■ Aim: Search the listing below for the word "type" and copy each line that holds it.
# Material provided start
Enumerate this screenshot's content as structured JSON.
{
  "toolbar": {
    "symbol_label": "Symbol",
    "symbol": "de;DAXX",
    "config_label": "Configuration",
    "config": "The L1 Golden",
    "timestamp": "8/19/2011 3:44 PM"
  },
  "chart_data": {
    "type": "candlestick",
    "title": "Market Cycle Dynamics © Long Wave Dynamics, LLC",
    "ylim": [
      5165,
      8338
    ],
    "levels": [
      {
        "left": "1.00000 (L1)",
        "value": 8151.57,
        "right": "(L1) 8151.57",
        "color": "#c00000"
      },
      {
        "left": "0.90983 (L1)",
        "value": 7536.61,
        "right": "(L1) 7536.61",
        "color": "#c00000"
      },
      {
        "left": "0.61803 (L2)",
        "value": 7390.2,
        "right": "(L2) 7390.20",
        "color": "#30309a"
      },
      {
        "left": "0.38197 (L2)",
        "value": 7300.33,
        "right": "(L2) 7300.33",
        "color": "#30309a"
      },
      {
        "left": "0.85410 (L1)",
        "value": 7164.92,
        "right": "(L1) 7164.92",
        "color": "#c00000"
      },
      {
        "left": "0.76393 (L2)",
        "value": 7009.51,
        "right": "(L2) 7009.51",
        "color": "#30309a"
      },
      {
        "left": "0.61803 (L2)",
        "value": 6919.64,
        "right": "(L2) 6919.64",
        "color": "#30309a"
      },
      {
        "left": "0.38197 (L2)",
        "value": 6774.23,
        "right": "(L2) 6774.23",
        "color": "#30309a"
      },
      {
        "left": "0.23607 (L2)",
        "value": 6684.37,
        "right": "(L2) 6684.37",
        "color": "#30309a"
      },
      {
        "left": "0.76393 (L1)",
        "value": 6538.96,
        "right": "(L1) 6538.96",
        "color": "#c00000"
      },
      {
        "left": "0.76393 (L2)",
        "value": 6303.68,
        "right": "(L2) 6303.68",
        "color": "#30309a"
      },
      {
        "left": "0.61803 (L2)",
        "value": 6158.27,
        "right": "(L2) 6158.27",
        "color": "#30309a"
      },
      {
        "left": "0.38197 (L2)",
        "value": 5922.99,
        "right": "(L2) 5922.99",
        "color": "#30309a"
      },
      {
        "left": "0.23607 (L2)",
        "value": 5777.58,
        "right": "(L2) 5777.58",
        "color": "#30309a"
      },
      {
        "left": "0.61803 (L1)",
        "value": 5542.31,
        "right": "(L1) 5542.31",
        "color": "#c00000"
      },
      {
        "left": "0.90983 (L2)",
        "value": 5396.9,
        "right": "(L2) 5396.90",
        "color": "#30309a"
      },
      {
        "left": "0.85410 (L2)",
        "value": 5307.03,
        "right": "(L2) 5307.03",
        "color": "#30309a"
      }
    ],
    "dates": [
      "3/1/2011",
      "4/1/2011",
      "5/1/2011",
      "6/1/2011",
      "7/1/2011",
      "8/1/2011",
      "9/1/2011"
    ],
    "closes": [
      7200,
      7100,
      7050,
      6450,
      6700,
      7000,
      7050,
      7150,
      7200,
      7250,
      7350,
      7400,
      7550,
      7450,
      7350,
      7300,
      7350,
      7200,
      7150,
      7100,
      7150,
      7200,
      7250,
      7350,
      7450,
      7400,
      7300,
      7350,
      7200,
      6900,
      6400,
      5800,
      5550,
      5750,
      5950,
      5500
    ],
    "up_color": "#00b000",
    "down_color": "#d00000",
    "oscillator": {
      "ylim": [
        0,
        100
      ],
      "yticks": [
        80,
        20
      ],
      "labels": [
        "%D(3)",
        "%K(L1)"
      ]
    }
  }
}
# Material provided end
# Material provided start
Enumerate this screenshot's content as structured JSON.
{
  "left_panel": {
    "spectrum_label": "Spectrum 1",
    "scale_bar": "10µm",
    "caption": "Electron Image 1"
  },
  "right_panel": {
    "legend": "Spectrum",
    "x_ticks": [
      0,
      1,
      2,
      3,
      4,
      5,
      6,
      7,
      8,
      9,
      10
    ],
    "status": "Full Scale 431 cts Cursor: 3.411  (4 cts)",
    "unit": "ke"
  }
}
# Material provided end
# Material provided start
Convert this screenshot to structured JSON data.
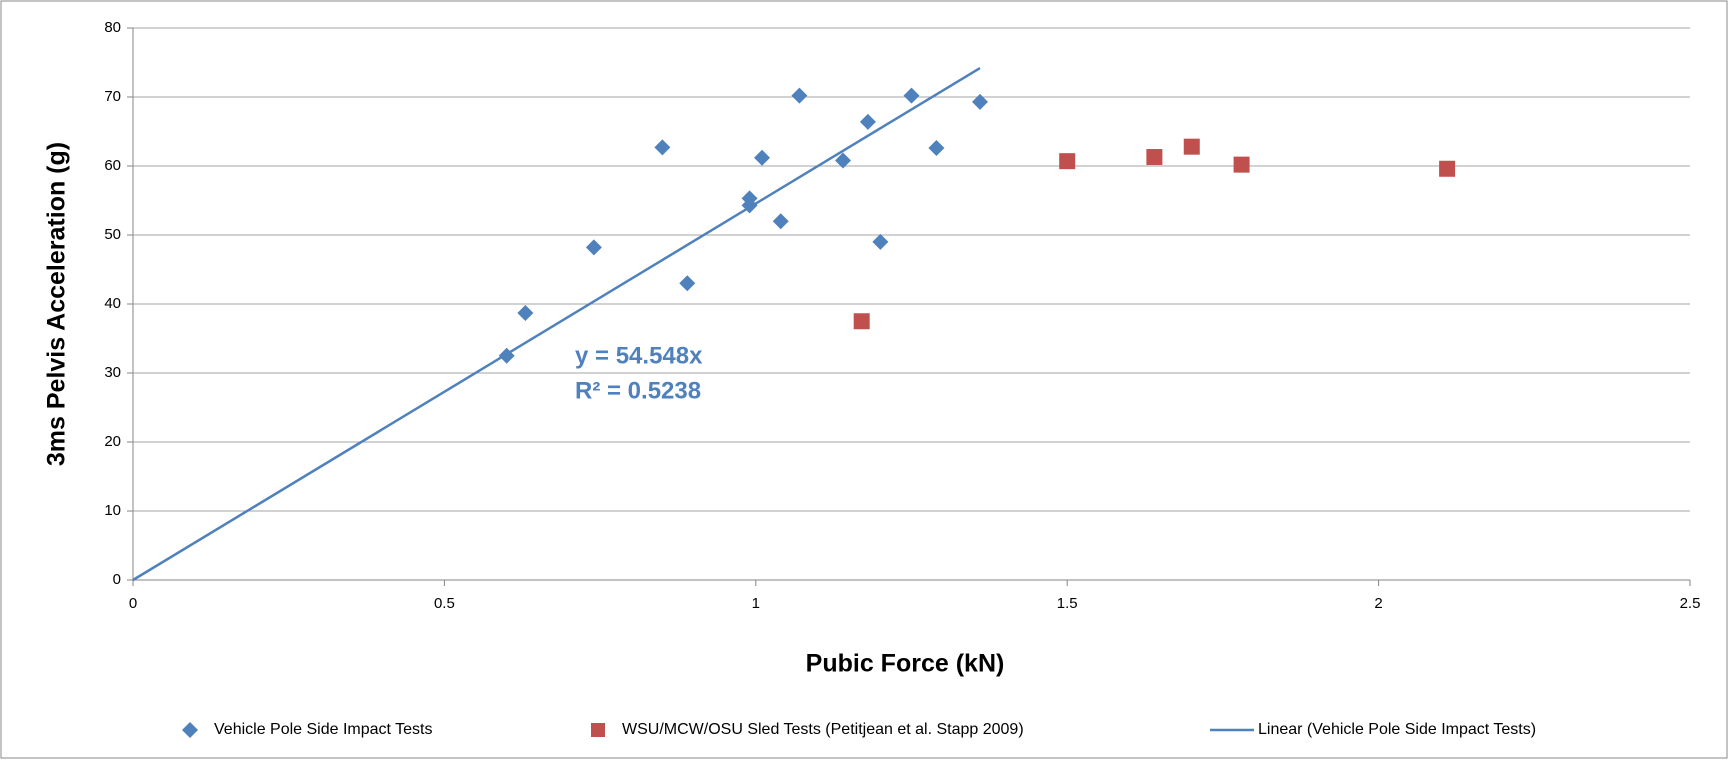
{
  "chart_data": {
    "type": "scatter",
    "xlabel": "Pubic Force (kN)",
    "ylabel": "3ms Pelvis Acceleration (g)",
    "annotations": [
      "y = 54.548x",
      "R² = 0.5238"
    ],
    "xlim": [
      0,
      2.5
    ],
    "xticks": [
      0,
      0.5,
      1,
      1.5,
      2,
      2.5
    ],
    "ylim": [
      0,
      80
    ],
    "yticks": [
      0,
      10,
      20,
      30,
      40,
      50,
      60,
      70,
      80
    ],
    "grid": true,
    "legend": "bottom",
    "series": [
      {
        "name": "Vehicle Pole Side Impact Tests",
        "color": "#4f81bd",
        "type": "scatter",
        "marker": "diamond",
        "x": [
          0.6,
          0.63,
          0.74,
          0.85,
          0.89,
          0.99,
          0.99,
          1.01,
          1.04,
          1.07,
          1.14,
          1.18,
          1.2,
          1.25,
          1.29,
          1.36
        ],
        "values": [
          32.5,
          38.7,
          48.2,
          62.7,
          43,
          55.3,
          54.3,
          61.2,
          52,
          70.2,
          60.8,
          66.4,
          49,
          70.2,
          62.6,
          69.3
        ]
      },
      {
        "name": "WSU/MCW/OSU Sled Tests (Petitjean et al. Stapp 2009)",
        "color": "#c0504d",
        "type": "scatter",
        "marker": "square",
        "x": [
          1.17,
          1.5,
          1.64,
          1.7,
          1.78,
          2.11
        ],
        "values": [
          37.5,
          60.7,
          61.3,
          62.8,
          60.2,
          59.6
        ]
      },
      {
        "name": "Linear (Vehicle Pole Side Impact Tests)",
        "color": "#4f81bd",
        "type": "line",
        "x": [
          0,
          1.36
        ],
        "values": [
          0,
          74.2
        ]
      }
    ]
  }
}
# Material provided end
■ Task solution:
    "type": "candlestick",
    "type": "scatter",
        "type": "scatter",
        "type": "scatter",
        "type": "line",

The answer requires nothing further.